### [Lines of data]
= = = =

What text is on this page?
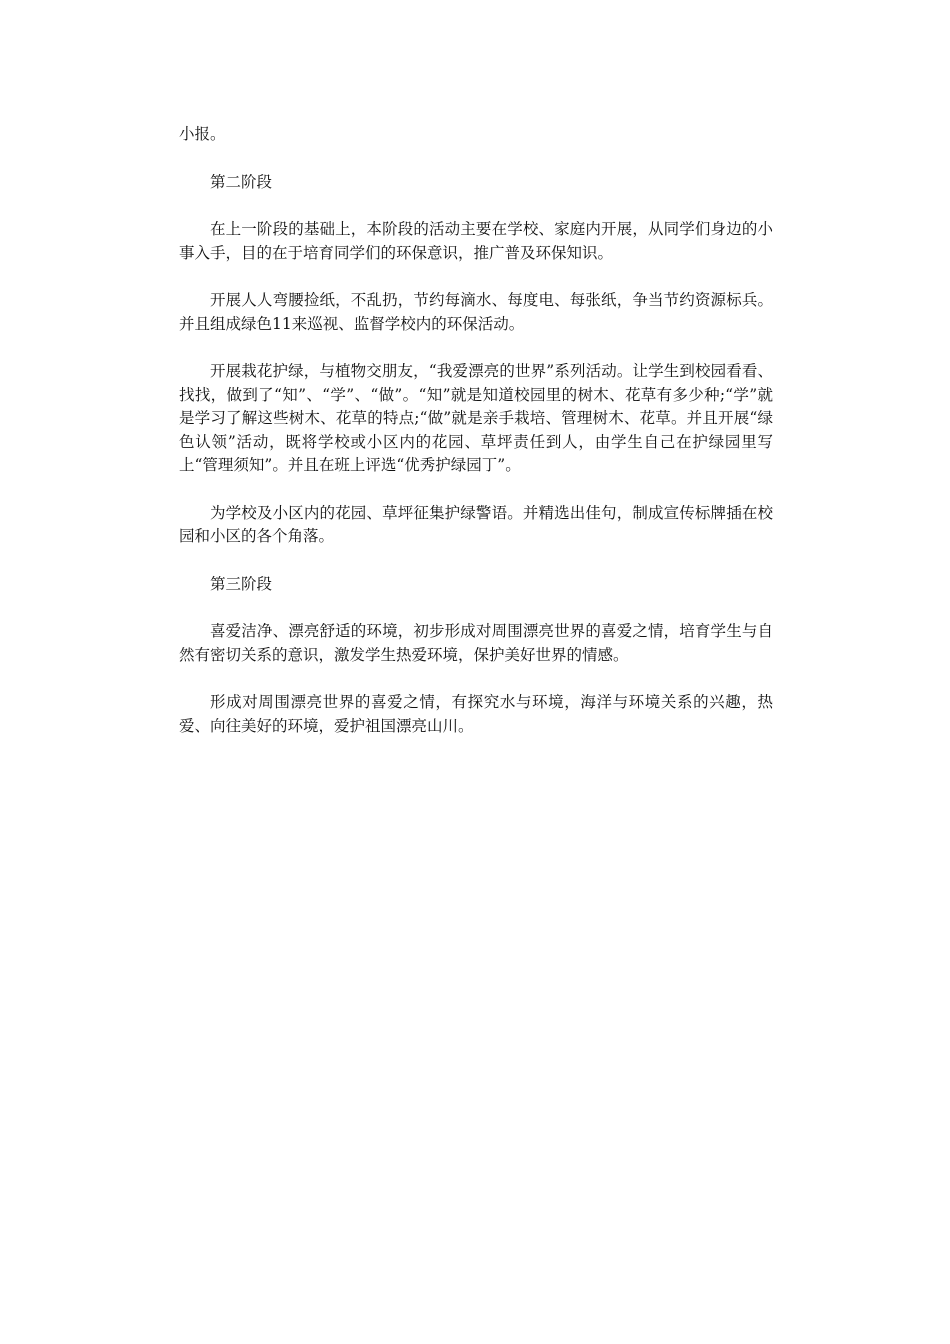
小报。

第二阶段

在上一阶段的基础上，本阶段的活动主要在学校、家庭内开展，从同学们身边的小事入手，目的在于培育同学们的环保意识，推广普及环保知识。

开展人人弯腰捡纸，不乱扔，节约每滴水、每度电、每张纸，争当节约资源标兵。并且组成绿色11来巡视、监督学校内的环保活动。

开展栽花护绿，与植物交朋友，“我爱漂亮的世界”系列活动。让学生到校园看看、找找，做到了“知”、“学”、“做”。“知”就是知道校园里的树木、花草有多少种;“学”就是学习了解这些树木、花草的特点;“做”就是亲手栽培、管理树木、花草。并且开展“绿色认领”活动，既将学校或小区内的花园、草坪责任到人，由学生自己在护绿园里写上“管理须知”。并且在班上评选“优秀护绿园丁”。

为学校及小区内的花园、草坪征集护绿警语。并精选出佳句，制成宣传标牌插在校园和小区的各个角落。

第三阶段

喜爱洁净、漂亮舒适的环境，初步形成对周围漂亮世界的喜爱之情，培育学生与自然有密切关系的意识，激发学生热爱环境，保护美好世界的情感。

形成对周围漂亮世界的喜爱之情，有探究水与环境，海洋与环境关系的兴趣，热爱、向往美好的环境，爱护祖国漂亮山川。
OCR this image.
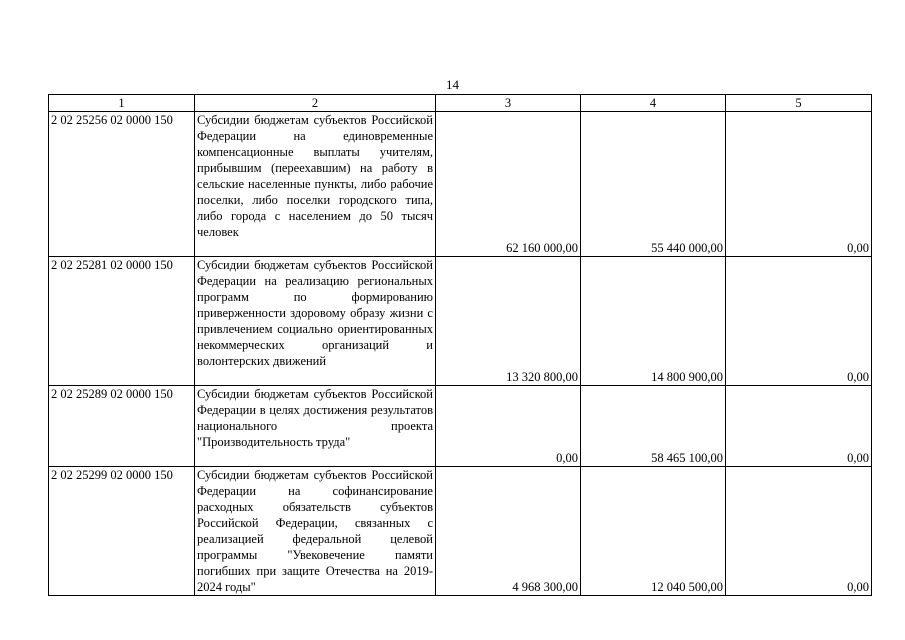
14
1	2	3	4	5
2 02 25256 02 0000 150	Субсидии бюджетам субъектов Российской Федерации на единовременные компенсационные выплаты учителям, прибывшим (переехавшим) на работу в сельские населенные пункты, либо рабочие поселки, либо поселки городского типа, либо города с населением до 50 тысяч человек	62 160 000,00	55 440 000,00	0,00
2 02 25281 02 0000 150	Субсидии бюджетам субъектов Российской Федерации на реализацию региональных программ по формированию приверженности здоровому образу жизни с привлечением социально ориентированных некоммерческих организаций и волонтерских движений	13 320 800,00	14 800 900,00	0,00
2 02 25289 02 0000 150	Субсидии бюджетам субъектов Российской Федерации в целях достижения результатов национального проекта "Производительность труда"	0,00	58 465 100,00	0,00
2 02 25299 02 0000 150	Субсидии бюджетам субъектов Российской Федерации на софинансирование расходных обязательств субъектов Российской Федерации, связанных с реализацией федеральной целевой программы "Увековечение памяти погибших при защите Отечества на 2019-2024 годы"	4 968 300,00	12 040 500,00	0,00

= = = =

### [To be done]
Transcribe all of the material exactly, leaving out whatever pictures it contains.

### [Exercise answer]
What text is on this page?
小报。

第二阶段

在上一阶段的基础上，本阶段的活动主要在学校、家庭内开展，从同学们身边的小事入手，目的在于培育同学们的环保意识，推广普及环保知识。

开展人人弯腰捡纸，不乱扔，节约每滴水、每度电、每张纸，争当节约资源标兵。并且组成绿色11来巡视、监督学校内的环保活动。

开展栽花护绿，与植物交朋友，“我爱漂亮的世界”系列活动。让学生到校园看看、找找，做到了“知”、“学”、“做”。“知”就是知道校园里的树木、花草有多少种;“学”就是学习了解这些树木、花草的特点;“做”就是亲手栽培、管理树木、花草。并且开展“绿色认领”活动，既将学校或小区内的花园、草坪责任到人，由学生自己在护绿园里写上“管理须知”。并且在班上评选“优秀护绿园丁”。

为学校及小区内的花园、草坪征集护绿警语。并精选出佳句，制成宣传标牌插在校园和小区的各个角落。

第三阶段

喜爱洁净、漂亮舒适的环境，初步形成对周围漂亮世界的喜爱之情，培育学生与自然有密切关系的意识，激发学生热爱环境，保护美好世界的情感。

形成对周围漂亮世界的喜爱之情，有探究水与环境，海洋与环境关系的兴趣，热爱、向往美好的环境，爱护祖国漂亮山川。
OCR this image.
14
1	2	3	4	5
2 02 25256 02 0000 150	Субсидии бюджетам субъектов Российской Федерации на единовременные компенсационные выплаты учителям, прибывшим (переехавшим) на работу в сельские населенные пункты, либо рабочие поселки, либо поселки городского типа, либо города с населением до 50 тысяч человек	62 160 000,00	55 440 000,00	0,00
2 02 25281 02 0000 150	Субсидии бюджетам субъектов Российской Федерации на реализацию региональных программ по формированию приверженности здоровому образу жизни с привлечением социально ориентированных некоммерческих организаций и волонтерских движений	13 320 800,00	14 800 900,00	0,00
2 02 25289 02 0000 150	Субсидии бюджетам субъектов Российской Федерации в целях достижения результатов национального проекта "Производительность труда"	0,00	58 465 100,00	0,00
2 02 25299 02 0000 150	Субсидии бюджетам субъектов Российской Федерации на софинансирование расходных обязательств субъектов Российской Федерации, связанных с реализацией федеральной целевой программы "Увековечение памяти погибших при защите Отечества на 2019-2024 годы"	4 968 300,00	12 040 500,00	0,00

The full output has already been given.